Short task: Update the records below by changing every "blueprint" to "preview" and keeping everything else the same.

** Start Records provided **

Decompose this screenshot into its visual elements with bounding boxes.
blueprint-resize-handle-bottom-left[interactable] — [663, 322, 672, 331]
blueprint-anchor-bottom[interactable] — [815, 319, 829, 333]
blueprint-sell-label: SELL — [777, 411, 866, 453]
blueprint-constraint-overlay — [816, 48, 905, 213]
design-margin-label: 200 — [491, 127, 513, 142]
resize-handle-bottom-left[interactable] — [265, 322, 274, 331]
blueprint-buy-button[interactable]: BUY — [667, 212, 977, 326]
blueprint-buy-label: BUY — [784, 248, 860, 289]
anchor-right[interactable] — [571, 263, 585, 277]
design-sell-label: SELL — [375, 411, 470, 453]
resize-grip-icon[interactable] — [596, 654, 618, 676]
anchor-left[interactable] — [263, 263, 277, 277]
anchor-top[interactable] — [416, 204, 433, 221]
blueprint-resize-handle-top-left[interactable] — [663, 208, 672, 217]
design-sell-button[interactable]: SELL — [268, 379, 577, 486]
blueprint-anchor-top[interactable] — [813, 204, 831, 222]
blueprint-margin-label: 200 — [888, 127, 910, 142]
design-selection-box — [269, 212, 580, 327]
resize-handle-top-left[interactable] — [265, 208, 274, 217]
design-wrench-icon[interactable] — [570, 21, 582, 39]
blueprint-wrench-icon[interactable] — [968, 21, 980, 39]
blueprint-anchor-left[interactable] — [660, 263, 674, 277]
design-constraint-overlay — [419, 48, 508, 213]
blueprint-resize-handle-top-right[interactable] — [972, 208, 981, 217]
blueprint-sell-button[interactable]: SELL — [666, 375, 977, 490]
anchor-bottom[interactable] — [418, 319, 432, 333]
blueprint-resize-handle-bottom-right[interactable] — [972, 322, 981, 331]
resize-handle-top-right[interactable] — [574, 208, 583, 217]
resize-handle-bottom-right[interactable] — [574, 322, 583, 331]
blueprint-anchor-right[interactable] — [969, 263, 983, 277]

** End Records provided **

Complete answer:
Decompose this screenshot into its visual elements with bounding boxes.
preview-resize-handle-bottom-left[interactable] — [663, 322, 672, 331]
preview-anchor-bottom[interactable] — [815, 319, 829, 333]
preview-sell-label: SELL — [777, 411, 866, 453]
preview-constraint-overlay — [816, 48, 905, 213]
design-margin-label: 200 — [491, 127, 513, 142]
resize-handle-bottom-left[interactable] — [265, 322, 274, 331]
preview-buy-button[interactable]: BUY — [667, 212, 977, 326]
preview-buy-label: BUY — [784, 248, 860, 289]
anchor-right[interactable] — [571, 263, 585, 277]
design-sell-label: SELL — [375, 411, 470, 453]
resize-grip-icon[interactable] — [596, 654, 618, 676]
anchor-left[interactable] — [263, 263, 277, 277]
anchor-top[interactable] — [416, 204, 433, 221]
preview-resize-handle-top-left[interactable] — [663, 208, 672, 217]
design-sell-button[interactable]: SELL — [268, 379, 577, 486]
preview-anchor-top[interactable] — [813, 204, 831, 222]
preview-margin-label: 200 — [888, 127, 910, 142]
design-selection-box — [269, 212, 580, 327]
resize-handle-top-left[interactable] — [265, 208, 274, 217]
design-wrench-icon[interactable] — [570, 21, 582, 39]
preview-wrench-icon[interactable] — [968, 21, 980, 39]
preview-anchor-left[interactable] — [660, 263, 674, 277]
design-constraint-overlay — [419, 48, 508, 213]
preview-resize-handle-top-right[interactable] — [972, 208, 981, 217]
preview-sell-button[interactable]: SELL — [666, 375, 977, 490]
anchor-bottom[interactable] — [418, 319, 432, 333]
preview-resize-handle-bottom-right[interactable] — [972, 322, 981, 331]
resize-handle-top-right[interactable] — [574, 208, 583, 217]
resize-handle-bottom-right[interactable] — [574, 322, 583, 331]
preview-anchor-right[interactable] — [969, 263, 983, 277]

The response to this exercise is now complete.